------ SOURCE DATA ------
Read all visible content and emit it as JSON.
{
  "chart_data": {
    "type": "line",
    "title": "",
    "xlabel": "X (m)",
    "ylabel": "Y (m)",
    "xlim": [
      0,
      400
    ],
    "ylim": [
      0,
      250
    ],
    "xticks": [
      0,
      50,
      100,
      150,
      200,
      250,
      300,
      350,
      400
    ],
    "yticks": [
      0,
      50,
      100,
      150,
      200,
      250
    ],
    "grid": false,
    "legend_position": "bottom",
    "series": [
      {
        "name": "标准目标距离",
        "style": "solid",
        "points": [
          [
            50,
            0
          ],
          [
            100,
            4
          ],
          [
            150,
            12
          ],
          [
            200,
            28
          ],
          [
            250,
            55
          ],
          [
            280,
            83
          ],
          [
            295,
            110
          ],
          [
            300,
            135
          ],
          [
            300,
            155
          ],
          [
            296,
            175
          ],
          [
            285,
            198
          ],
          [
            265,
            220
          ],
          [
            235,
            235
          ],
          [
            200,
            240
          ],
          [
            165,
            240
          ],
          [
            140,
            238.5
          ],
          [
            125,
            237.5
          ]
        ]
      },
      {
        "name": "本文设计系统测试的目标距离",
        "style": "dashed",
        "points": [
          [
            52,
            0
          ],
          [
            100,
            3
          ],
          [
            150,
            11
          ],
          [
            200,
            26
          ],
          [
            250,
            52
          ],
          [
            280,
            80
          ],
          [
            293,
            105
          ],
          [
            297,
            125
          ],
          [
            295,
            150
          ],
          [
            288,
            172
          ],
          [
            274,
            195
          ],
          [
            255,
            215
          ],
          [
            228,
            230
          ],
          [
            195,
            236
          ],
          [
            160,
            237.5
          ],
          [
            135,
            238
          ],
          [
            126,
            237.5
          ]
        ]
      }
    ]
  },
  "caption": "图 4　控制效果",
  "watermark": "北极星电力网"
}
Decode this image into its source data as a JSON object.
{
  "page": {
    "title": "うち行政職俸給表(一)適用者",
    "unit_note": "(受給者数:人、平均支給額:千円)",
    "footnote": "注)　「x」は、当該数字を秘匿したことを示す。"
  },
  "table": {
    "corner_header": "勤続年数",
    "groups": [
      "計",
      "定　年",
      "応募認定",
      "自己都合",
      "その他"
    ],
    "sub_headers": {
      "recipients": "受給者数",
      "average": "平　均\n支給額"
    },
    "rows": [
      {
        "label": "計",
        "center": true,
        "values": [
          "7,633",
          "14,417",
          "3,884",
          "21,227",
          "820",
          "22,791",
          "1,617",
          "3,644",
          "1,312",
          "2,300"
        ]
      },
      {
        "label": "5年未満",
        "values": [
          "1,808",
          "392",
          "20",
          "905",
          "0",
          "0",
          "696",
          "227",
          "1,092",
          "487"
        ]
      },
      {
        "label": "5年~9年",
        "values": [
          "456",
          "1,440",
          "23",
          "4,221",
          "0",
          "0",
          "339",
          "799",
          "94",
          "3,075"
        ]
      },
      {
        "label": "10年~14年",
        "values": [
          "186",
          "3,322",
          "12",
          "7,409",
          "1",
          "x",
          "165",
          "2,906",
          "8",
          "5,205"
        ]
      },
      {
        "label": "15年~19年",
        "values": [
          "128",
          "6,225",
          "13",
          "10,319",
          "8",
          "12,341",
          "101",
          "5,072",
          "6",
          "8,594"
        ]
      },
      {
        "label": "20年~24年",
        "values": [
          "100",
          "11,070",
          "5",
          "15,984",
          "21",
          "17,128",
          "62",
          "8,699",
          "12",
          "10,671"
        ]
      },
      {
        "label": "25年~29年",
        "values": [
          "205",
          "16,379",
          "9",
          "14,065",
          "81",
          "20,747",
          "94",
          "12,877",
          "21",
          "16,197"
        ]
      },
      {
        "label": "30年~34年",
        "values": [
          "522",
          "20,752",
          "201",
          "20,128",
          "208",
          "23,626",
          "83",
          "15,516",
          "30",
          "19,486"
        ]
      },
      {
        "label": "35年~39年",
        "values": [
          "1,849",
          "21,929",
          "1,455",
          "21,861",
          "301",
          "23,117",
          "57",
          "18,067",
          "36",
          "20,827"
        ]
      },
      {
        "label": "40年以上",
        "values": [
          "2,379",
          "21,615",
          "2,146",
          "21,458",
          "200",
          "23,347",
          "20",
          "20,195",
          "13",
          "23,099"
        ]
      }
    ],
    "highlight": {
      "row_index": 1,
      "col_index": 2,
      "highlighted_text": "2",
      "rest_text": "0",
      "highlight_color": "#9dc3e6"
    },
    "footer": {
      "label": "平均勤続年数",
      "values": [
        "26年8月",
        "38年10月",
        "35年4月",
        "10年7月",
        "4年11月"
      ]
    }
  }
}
------
Every line that holds the string "受給者数" should be returned.

_ANSWER TO THE PROBLEM:_
    "unit_note": "(受給者数:人、平均支給額:千円)",
      "recipients": "受給者数",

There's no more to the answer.